* _TASK TO COMPLETE_:
Repeat every entry word for word, skipping the pictures.

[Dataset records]
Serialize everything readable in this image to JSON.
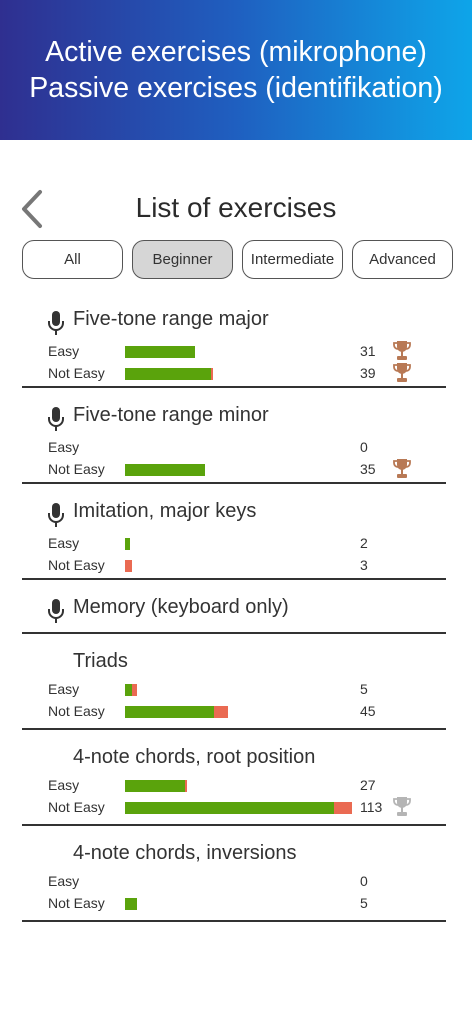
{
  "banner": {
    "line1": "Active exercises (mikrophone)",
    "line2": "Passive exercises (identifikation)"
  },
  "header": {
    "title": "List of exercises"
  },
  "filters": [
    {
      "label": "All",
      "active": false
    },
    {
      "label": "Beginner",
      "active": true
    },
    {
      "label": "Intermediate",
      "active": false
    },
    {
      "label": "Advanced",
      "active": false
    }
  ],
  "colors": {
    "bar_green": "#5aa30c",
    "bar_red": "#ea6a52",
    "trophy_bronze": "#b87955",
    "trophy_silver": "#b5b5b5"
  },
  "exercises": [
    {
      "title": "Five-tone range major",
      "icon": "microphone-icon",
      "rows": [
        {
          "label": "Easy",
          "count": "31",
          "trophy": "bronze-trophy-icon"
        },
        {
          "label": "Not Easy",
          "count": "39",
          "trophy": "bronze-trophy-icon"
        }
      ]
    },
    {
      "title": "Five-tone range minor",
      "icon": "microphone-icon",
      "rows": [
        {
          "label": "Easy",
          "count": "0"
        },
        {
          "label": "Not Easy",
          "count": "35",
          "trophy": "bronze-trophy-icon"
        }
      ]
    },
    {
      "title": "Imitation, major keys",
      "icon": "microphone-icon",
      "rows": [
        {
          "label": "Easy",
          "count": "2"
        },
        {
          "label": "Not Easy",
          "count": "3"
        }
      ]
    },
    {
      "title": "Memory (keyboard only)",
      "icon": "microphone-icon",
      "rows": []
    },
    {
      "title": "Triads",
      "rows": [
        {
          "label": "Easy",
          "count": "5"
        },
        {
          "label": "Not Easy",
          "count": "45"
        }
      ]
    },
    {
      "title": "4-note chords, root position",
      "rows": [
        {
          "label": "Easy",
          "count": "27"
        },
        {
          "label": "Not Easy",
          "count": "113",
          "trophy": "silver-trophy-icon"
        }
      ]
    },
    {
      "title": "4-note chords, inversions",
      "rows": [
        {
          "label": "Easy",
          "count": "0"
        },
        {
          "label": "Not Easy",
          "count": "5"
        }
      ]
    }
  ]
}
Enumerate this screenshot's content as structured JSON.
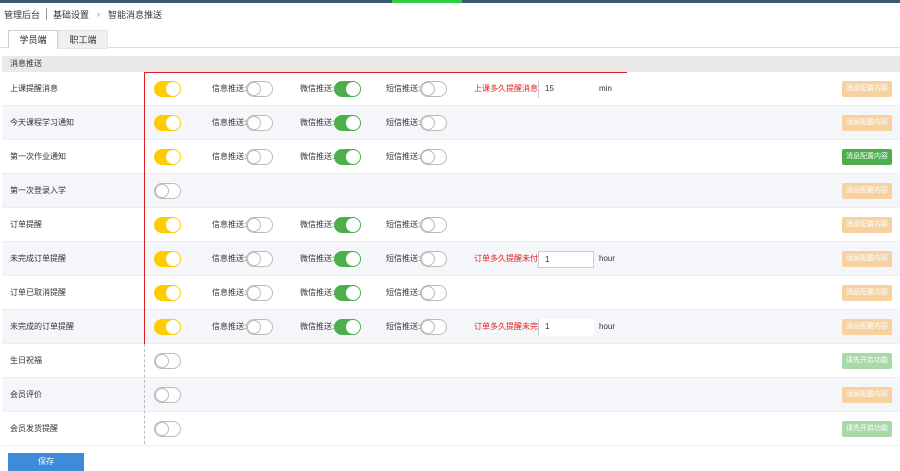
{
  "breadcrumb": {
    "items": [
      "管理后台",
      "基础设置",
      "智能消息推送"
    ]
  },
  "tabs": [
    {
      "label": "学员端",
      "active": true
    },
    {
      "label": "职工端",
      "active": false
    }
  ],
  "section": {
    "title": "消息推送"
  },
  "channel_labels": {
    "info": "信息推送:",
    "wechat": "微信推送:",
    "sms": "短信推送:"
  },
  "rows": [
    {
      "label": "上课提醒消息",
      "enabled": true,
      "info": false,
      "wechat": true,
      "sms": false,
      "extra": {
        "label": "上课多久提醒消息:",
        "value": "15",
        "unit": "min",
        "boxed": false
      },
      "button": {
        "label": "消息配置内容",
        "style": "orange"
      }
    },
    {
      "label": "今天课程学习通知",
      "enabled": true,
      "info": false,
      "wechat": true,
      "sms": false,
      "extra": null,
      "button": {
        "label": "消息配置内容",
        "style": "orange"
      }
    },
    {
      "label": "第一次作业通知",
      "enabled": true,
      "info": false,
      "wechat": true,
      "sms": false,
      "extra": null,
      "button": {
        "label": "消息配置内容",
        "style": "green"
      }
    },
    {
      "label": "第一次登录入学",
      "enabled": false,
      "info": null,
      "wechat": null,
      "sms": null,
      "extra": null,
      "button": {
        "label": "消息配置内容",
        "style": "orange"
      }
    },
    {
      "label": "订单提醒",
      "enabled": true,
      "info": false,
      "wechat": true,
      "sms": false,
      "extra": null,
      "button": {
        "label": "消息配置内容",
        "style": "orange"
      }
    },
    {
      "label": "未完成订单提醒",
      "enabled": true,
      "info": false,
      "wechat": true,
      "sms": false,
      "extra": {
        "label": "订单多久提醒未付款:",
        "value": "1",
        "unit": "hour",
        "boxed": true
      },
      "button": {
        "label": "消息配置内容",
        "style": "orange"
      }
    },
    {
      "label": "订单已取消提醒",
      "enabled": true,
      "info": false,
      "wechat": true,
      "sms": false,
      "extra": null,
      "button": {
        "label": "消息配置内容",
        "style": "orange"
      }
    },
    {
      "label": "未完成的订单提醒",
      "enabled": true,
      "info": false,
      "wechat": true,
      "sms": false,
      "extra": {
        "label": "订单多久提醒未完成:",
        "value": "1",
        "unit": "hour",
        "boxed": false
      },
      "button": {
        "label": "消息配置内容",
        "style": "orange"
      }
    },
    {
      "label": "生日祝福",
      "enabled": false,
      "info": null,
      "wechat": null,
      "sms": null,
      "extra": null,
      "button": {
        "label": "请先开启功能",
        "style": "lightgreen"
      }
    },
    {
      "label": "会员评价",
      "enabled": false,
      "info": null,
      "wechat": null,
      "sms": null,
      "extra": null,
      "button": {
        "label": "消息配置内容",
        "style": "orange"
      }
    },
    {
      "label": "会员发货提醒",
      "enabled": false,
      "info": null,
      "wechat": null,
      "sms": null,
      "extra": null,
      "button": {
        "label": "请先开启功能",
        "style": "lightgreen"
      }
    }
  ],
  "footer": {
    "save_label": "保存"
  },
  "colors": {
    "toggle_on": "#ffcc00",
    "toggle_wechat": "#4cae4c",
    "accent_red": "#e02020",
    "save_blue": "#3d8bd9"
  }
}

* _THE OUTPUT_:
Serialize everything readable in this image to JSON.
{
  "banner": {
    "line1": "Active exercises (mikrophone)",
    "line2": "Passive exercises (identifikation)"
  },
  "header": {
    "title": "List of exercises"
  },
  "filters": [
    {
      "label": "All",
      "active": false
    },
    {
      "label": "Beginner",
      "active": true
    },
    {
      "label": "Intermediate",
      "active": false
    },
    {
      "label": "Advanced",
      "active": false
    }
  ],
  "colors": {
    "bar_green": "#5aa30c",
    "bar_red": "#ea6a52",
    "trophy_bronze": "#b87955",
    "trophy_silver": "#b5b5b5"
  },
  "exercises": [
    {
      "title": "Five-tone range major",
      "icon": "microphone-icon",
      "rows": [
        {
          "label": "Easy",
          "count": "31",
          "trophy": "bronze-trophy-icon"
        },
        {
          "label": "Not Easy",
          "count": "39",
          "trophy": "bronze-trophy-icon"
        }
      ]
    },
    {
      "title": "Five-tone range minor",
      "icon": "microphone-icon",
      "rows": [
        {
          "label": "Easy",
          "count": "0"
        },
        {
          "label": "Not Easy",
          "count": "35",
          "trophy": "bronze-trophy-icon"
        }
      ]
    },
    {
      "title": "Imitation, major keys",
      "icon": "microphone-icon",
      "rows": [
        {
          "label": "Easy",
          "count": "2"
        },
        {
          "label": "Not Easy",
          "count": "3"
        }
      ]
    },
    {
      "title": "Memory (keyboard only)",
      "icon": "microphone-icon",
      "rows": []
    },
    {
      "title": "Triads",
      "rows": [
        {
          "label": "Easy",
          "count": "5"
        },
        {
          "label": "Not Easy",
          "count": "45"
        }
      ]
    },
    {
      "title": "4-note chords, root position",
      "rows": [
        {
          "label": "Easy",
          "count": "27"
        },
        {
          "label": "Not Easy",
          "count": "113",
          "trophy": "silver-trophy-icon"
        }
      ]
    },
    {
      "title": "4-note chords, inversions",
      "rows": [
        {
          "label": "Easy",
          "count": "0"
        },
        {
          "label": "Not Easy",
          "count": "5"
        }
      ]
    }
  ]
}
Enumerate this screenshot's content as structured JSON.
{
  "breadcrumb": {
    "items": [
      "管理后台",
      "基础设置",
      "智能消息推送"
    ]
  },
  "tabs": [
    {
      "label": "学员端",
      "active": true
    },
    {
      "label": "职工端",
      "active": false
    }
  ],
  "section": {
    "title": "消息推送"
  },
  "channel_labels": {
    "info": "信息推送:",
    "wechat": "微信推送:",
    "sms": "短信推送:"
  },
  "rows": [
    {
      "label": "上课提醒消息",
      "enabled": true,
      "info": false,
      "wechat": true,
      "sms": false,
      "extra": {
        "label": "上课多久提醒消息:",
        "value": "15",
        "unit": "min",
        "boxed": false
      },
      "button": {
        "label": "消息配置内容",
        "style": "orange"
      }
    },
    {
      "label": "今天课程学习通知",
      "enabled": true,
      "info": false,
      "wechat": true,
      "sms": false,
      "extra": null,
      "button": {
        "label": "消息配置内容",
        "style": "orange"
      }
    },
    {
      "label": "第一次作业通知",
      "enabled": true,
      "info": false,
      "wechat": true,
      "sms": false,
      "extra": null,
      "button": {
        "label": "消息配置内容",
        "style": "green"
      }
    },
    {
      "label": "第一次登录入学",
      "enabled": false,
      "info": null,
      "wechat": null,
      "sms": null,
      "extra": null,
      "button": {
        "label": "消息配置内容",
        "style": "orange"
      }
    },
    {
      "label": "订单提醒",
      "enabled": true,
      "info": false,
      "wechat": true,
      "sms": false,
      "extra": null,
      "button": {
        "label": "消息配置内容",
        "style": "orange"
      }
    },
    {
      "label": "未完成订单提醒",
      "enabled": true,
      "info": false,
      "wechat": true,
      "sms": false,
      "extra": {
        "label": "订单多久提醒未付款:",
        "value": "1",
        "unit": "hour",
        "boxed": true
      },
      "button": {
        "label": "消息配置内容",
        "style": "orange"
      }
    },
    {
      "label": "订单已取消提醒",
      "enabled": true,
      "info": false,
      "wechat": true,
      "sms": false,
      "extra": null,
      "button": {
        "label": "消息配置内容",
        "style": "orange"
      }
    },
    {
      "label": "未完成的订单提醒",
      "enabled": true,
      "info": false,
      "wechat": true,
      "sms": false,
      "extra": {
        "label": "订单多久提醒未完成:",
        "value": "1",
        "unit": "hour",
        "boxed": false
      },
      "button": {
        "label": "消息配置内容",
        "style": "orange"
      }
    },
    {
      "label": "生日祝福",
      "enabled": false,
      "info": null,
      "wechat": null,
      "sms": null,
      "extra": null,
      "button": {
        "label": "请先开启功能",
        "style": "lightgreen"
      }
    },
    {
      "label": "会员评价",
      "enabled": false,
      "info": null,
      "wechat": null,
      "sms": null,
      "extra": null,
      "button": {
        "label": "消息配置内容",
        "style": "orange"
      }
    },
    {
      "label": "会员发货提醒",
      "enabled": false,
      "info": null,
      "wechat": null,
      "sms": null,
      "extra": null,
      "button": {
        "label": "请先开启功能",
        "style": "lightgreen"
      }
    }
  ],
  "footer": {
    "save_label": "保存"
  },
  "colors": {
    "toggle_on": "#ffcc00",
    "toggle_wechat": "#4cae4c",
    "accent_red": "#e02020",
    "save_blue": "#3d8bd9"
  }
}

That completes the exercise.